Stated goal:
Repeat all entries exactly.
((
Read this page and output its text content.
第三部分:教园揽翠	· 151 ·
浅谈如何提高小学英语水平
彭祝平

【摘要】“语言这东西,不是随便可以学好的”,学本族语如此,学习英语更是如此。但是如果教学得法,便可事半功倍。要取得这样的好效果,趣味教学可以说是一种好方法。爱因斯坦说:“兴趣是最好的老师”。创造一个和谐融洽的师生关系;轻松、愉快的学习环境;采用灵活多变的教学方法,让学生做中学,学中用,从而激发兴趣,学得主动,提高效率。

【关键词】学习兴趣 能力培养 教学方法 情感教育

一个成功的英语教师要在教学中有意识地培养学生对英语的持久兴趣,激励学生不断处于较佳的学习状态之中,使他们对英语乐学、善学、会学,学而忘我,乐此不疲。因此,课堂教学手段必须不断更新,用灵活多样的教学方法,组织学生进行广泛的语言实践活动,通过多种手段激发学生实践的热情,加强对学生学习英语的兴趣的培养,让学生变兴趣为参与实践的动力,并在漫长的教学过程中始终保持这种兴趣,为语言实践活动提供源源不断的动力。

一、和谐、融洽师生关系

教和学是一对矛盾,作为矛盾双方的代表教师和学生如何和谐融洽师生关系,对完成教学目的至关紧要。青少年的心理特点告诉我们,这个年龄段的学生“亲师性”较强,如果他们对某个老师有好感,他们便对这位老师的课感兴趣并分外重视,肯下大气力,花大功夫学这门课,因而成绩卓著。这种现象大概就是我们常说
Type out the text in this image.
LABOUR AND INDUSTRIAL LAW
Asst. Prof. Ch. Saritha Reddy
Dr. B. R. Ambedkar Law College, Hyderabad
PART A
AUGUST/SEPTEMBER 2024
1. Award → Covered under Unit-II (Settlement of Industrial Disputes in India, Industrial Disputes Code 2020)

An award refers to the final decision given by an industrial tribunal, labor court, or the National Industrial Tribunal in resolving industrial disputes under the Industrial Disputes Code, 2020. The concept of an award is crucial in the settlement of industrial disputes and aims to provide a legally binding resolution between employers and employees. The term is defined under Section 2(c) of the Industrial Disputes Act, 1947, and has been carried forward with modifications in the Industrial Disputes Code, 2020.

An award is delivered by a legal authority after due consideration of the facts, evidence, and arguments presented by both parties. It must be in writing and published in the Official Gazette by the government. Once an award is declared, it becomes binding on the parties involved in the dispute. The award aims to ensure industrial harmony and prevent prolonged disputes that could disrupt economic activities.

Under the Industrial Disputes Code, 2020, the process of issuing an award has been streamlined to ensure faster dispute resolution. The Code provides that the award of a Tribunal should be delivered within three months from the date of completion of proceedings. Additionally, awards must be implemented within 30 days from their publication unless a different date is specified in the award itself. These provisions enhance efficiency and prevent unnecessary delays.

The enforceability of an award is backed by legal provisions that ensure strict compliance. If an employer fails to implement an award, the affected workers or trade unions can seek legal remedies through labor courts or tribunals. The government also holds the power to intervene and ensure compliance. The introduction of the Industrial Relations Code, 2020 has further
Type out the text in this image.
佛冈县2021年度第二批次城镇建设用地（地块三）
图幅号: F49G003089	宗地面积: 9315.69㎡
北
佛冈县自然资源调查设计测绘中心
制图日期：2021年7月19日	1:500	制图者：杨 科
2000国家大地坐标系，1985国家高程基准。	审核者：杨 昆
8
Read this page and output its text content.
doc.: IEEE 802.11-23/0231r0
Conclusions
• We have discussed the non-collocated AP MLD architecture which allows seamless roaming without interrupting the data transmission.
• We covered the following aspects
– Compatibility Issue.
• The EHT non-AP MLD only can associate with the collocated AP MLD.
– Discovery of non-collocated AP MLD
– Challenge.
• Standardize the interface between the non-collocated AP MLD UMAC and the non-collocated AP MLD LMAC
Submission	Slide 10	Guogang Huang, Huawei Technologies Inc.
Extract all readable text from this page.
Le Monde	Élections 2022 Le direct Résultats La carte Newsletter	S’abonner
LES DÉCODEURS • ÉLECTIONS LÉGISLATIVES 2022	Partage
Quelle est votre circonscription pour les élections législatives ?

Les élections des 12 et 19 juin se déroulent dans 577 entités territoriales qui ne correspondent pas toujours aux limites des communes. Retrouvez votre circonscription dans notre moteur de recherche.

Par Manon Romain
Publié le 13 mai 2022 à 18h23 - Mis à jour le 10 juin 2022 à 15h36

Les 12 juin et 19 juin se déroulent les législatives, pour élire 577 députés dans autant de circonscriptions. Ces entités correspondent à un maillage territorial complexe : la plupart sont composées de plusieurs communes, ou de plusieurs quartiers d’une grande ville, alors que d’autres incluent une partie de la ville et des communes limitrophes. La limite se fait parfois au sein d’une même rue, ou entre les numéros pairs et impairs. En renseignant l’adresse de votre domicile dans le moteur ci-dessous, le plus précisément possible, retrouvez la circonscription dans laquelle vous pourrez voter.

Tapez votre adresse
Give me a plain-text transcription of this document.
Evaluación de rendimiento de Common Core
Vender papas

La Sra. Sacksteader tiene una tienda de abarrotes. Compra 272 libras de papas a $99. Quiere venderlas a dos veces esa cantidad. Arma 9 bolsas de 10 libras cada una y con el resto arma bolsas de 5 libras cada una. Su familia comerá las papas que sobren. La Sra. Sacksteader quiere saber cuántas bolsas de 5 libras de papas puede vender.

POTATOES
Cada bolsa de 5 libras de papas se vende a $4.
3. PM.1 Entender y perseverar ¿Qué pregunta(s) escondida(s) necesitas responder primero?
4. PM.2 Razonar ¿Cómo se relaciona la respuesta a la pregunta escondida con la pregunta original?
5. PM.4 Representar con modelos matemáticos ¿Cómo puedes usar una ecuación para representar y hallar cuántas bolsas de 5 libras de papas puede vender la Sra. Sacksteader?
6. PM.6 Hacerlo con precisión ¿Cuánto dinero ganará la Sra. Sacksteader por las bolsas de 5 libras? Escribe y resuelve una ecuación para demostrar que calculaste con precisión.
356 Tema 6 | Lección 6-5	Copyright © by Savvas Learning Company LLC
))
Task answer:
Read this page and output its text content.
第三部分:教园揽翠	· 151 ·
浅谈如何提高小学英语水平
彭祝平

【摘要】“语言这东西,不是随便可以学好的”,学本族语如此,学习英语更是如此。但是如果教学得法,便可事半功倍。要取得这样的好效果,趣味教学可以说是一种好方法。爱因斯坦说:“兴趣是最好的老师”。创造一个和谐融洽的师生关系;轻松、愉快的学习环境;采用灵活多变的教学方法,让学生做中学,学中用,从而激发兴趣,学得主动,提高效率。

【关键词】学习兴趣 能力培养 教学方法 情感教育

一个成功的英语教师要在教学中有意识地培养学生对英语的持久兴趣,激励学生不断处于较佳的学习状态之中,使他们对英语乐学、善学、会学,学而忘我,乐此不疲。因此,课堂教学手段必须不断更新,用灵活多样的教学方法,组织学生进行广泛的语言实践活动,通过多种手段激发学生实践的热情,加强对学生学习英语的兴趣的培养,让学生变兴趣为参与实践的动力,并在漫长的教学过程中始终保持这种兴趣,为语言实践活动提供源源不断的动力。

一、和谐、融洽师生关系

教和学是一对矛盾,作为矛盾双方的代表教师和学生如何和谐融洽师生关系,对完成教学目的至关紧要。青少年的心理特点告诉我们,这个年龄段的学生“亲师性”较强,如果他们对某个老师有好感,他们便对这位老师的课感兴趣并分外重视,肯下大气力,花大功夫学这门课,因而成绩卓著。这种现象大概就是我们常说
Type out the text in this image.
LABOUR AND INDUSTRIAL LAW
Asst. Prof. Ch. Saritha Reddy
Dr. B. R. Ambedkar Law College, Hyderabad
PART A
AUGUST/SEPTEMBER 2024
1. Award → Covered under Unit-II (Settlement of Industrial Disputes in India, Industrial Disputes Code 2020)

An award refers to the final decision given by an industrial tribunal, labor court, or the National Industrial Tribunal in resolving industrial disputes under the Industrial Disputes Code, 2020. The concept of an award is crucial in the settlement of industrial disputes and aims to provide a legally binding resolution between employers and employees. The term is defined under Section 2(c) of the Industrial Disputes Act, 1947, and has been carried forward with modifications in the Industrial Disputes Code, 2020.

An award is delivered by a legal authority after due consideration of the facts, evidence, and arguments presented by both parties. It must be in writing and published in the Official Gazette by the government. Once an award is declared, it becomes binding on the parties involved in the dispute. The award aims to ensure industrial harmony and prevent prolonged disputes that could disrupt economic activities.

Under the Industrial Disputes Code, 2020, the process of issuing an award has been streamlined to ensure faster dispute resolution. The Code provides that the award of a Tribunal should be delivered within three months from the date of completion of proceedings. Additionally, awards must be implemented within 30 days from their publication unless a different date is specified in the award itself. These provisions enhance efficiency and prevent unnecessary delays.

The enforceability of an award is backed by legal provisions that ensure strict compliance. If an employer fails to implement an award, the affected workers or trade unions can seek legal remedies through labor courts or tribunals. The government also holds the power to intervene and ensure compliance. The introduction of the Industrial Relations Code, 2020 has further
Type out the text in this image.
佛冈县2021年度第二批次城镇建设用地（地块三）
图幅号: F49G003089	宗地面积: 9315.69㎡
北
佛冈县自然资源调查设计测绘中心
制图日期：2021年7月19日	1:500	制图者：杨 科
2000国家大地坐标系，1985国家高程基准。	审核者：杨 昆
8
Read this page and output its text content.
doc.: IEEE 802.11-23/0231r0
Conclusions
• We have discussed the non-collocated AP MLD architecture which allows seamless roaming without interrupting the data transmission.
• We covered the following aspects
– Compatibility Issue.
• The EHT non-AP MLD only can associate with the collocated AP MLD.
– Discovery of non-collocated AP MLD
– Challenge.
• Standardize the interface between the non-collocated AP MLD UMAC and the non-collocated AP MLD LMAC
Submission	Slide 10	Guogang Huang, Huawei Technologies Inc.
Extract all readable text from this page.
Le Monde	Élections 2022 Le direct Résultats La carte Newsletter	S’abonner
LES DÉCODEURS • ÉLECTIONS LÉGISLATIVES 2022	Partage
Quelle est votre circonscription pour les élections législatives ?

Les élections des 12 et 19 juin se déroulent dans 577 entités territoriales qui ne correspondent pas toujours aux limites des communes. Retrouvez votre circonscription dans notre moteur de recherche.

Par Manon Romain
Publié le 13 mai 2022 à 18h23 - Mis à jour le 10 juin 2022 à 15h36

Les 12 juin et 19 juin se déroulent les législatives, pour élire 577 députés dans autant de circonscriptions. Ces entités correspondent à un maillage territorial complexe : la plupart sont composées de plusieurs communes, ou de plusieurs quartiers d’une grande ville, alors que d’autres incluent une partie de la ville et des communes limitrophes. La limite se fait parfois au sein d’une même rue, ou entre les numéros pairs et impairs. En renseignant l’adresse de votre domicile dans le moteur ci-dessous, le plus précisément possible, retrouvez la circonscription dans laquelle vous pourrez voter.

Tapez votre adresse
Give me a plain-text transcription of this document.
Evaluación de rendimiento de Common Core
Vender papas

La Sra. Sacksteader tiene una tienda de abarrotes. Compra 272 libras de papas a $99. Quiere venderlas a dos veces esa cantidad. Arma 9 bolsas de 10 libras cada una y con el resto arma bolsas de 5 libras cada una. Su familia comerá las papas que sobren. La Sra. Sacksteader quiere saber cuántas bolsas de 5 libras de papas puede vender.

POTATOES
Cada bolsa de 5 libras de papas se vende a $4.
3. PM.1 Entender y perseverar ¿Qué pregunta(s) escondida(s) necesitas responder primero?
4. PM.2 Razonar ¿Cómo se relaciona la respuesta a la pregunta escondida con la pregunta original?
5. PM.4 Representar con modelos matemáticos ¿Cómo puedes usar una ecuación para representar y hallar cuántas bolsas de 5 libras de papas puede vender la Sra. Sacksteader?
6. PM.6 Hacerlo con precisión ¿Cuánto dinero ganará la Sra. Sacksteader por las bolsas de 5 libras? Escribe y resuelve una ecuación para demostrar que calculaste con precisión.
356 Tema 6 | Lección 6-5	Copyright © by Savvas Learning Company LLC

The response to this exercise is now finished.